_Do this_
Pick out every line with the word "Assets" and copy it.

Items from a dataset
[BEGIN]
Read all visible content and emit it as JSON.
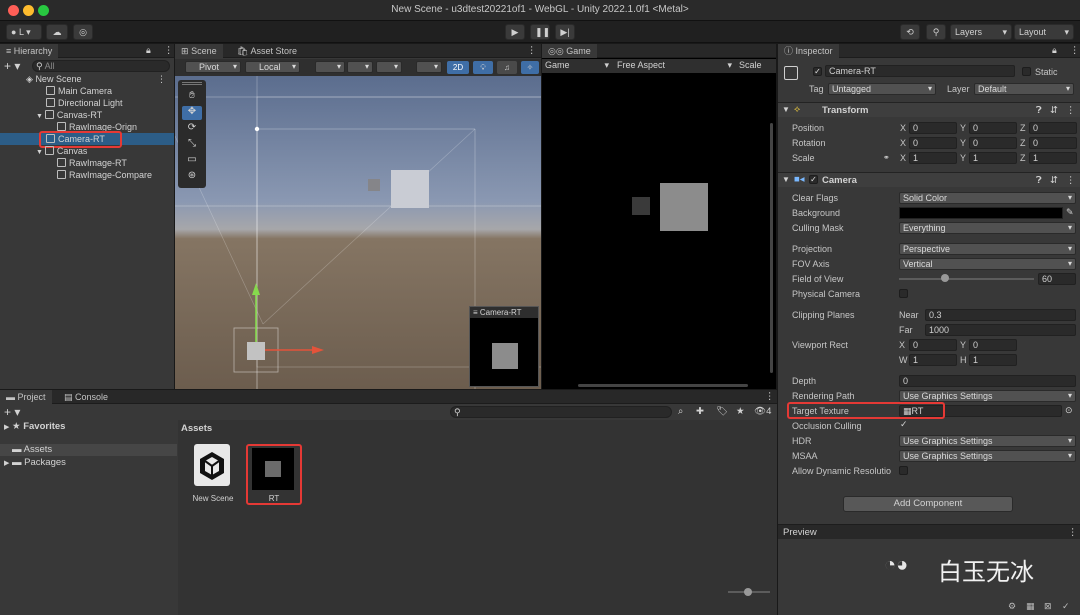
{
  "window": {
    "title": "New Scene - u3dtest20221of1 - WebGL - Unity 2022.1.0f1 <Metal>"
  },
  "toolbar": {
    "account_label": "L",
    "layers_label": "Layers",
    "layout_label": "Layout"
  },
  "hierarchy": {
    "tab_label": "Hierarchy",
    "search_placeholder": "All",
    "items": [
      {
        "label": "New Scene"
      },
      {
        "label": "Main Camera"
      },
      {
        "label": "Directional Light"
      },
      {
        "label": "Canvas-RT"
      },
      {
        "label": "RawImage-Orign"
      },
      {
        "label": "Camera-RT"
      },
      {
        "label": "Canvas"
      },
      {
        "label": "RawImage-RT"
      },
      {
        "label": "RawImage-Compare"
      }
    ]
  },
  "scene": {
    "tab_label": "Scene",
    "asset_store_label": "Asset Store",
    "pivot_label": "Pivot",
    "local_label": "Local",
    "mode_2d_label": "2D",
    "camera_preview_label": "Camera-RT"
  },
  "game": {
    "tab_label": "Game",
    "display_label": "Game",
    "aspect_label": "Free Aspect",
    "scale_label": "Scale"
  },
  "inspector": {
    "tab_label": "Inspector",
    "object_name": "Camera-RT",
    "static_label": "Static",
    "tag_label": "Tag",
    "tag_value": "Untagged",
    "layer_label": "Layer",
    "layer_value": "Default",
    "transform": {
      "header": "Transform",
      "position_label": "Position",
      "rotation_label": "Rotation",
      "scale_label": "Scale",
      "position": [
        "0",
        "0",
        "0"
      ],
      "rotation": [
        "0",
        "0",
        "0"
      ],
      "scale": [
        "1",
        "1",
        "1"
      ],
      "x": "X",
      "y": "Y",
      "z": "Z"
    },
    "camera": {
      "header": "Camera",
      "clear_flags_label": "Clear Flags",
      "clear_flags_value": "Solid Color",
      "background_label": "Background",
      "culling_mask_label": "Culling Mask",
      "culling_mask_value": "Everything",
      "projection_label": "Projection",
      "projection_value": "Perspective",
      "fov_axis_label": "FOV Axis",
      "fov_axis_value": "Vertical",
      "fov_label": "Field of View",
      "fov_value": "60",
      "physical_label": "Physical Camera",
      "clipping_label": "Clipping Planes",
      "near_label": "Near",
      "near_value": "0.3",
      "far_label": "Far",
      "far_value": "1000",
      "viewport_label": "Viewport Rect",
      "vp_x_label": "X",
      "vp_x": "0",
      "vp_y_label": "Y",
      "vp_y": "0",
      "vp_w_label": "W",
      "vp_w": "1",
      "vp_h_label": "H",
      "vp_h": "1",
      "depth_label": "Depth",
      "depth_value": "0",
      "rendering_path_label": "Rendering Path",
      "rendering_path_value": "Use Graphics Settings",
      "target_texture_label": "Target Texture",
      "target_texture_value": "RT",
      "occlusion_label": "Occlusion Culling",
      "hdr_label": "HDR",
      "hdr_value": "Use Graphics Settings",
      "msaa_label": "MSAA",
      "msaa_value": "Use Graphics Settings",
      "dynamic_res_label": "Allow Dynamic Resolutio"
    },
    "add_component_label": "Add Component",
    "preview_label": "Preview"
  },
  "project": {
    "tab_label": "Project",
    "console_tab_label": "Console",
    "favorites_label": "Favorites",
    "assets_label": "Assets",
    "packages_label": "Packages",
    "assets_header": "Assets",
    "hidden_count": "4",
    "files": [
      {
        "label": "New Scene"
      },
      {
        "label": "RT"
      }
    ]
  },
  "watermark": {
    "text": "白玉无冰"
  },
  "colors": {
    "accent_red": "#e53935",
    "selection": "#2c5d87"
  }
}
[END]
_Final result_
    "assets_label": "Assets",
    "assets_header": "Assets",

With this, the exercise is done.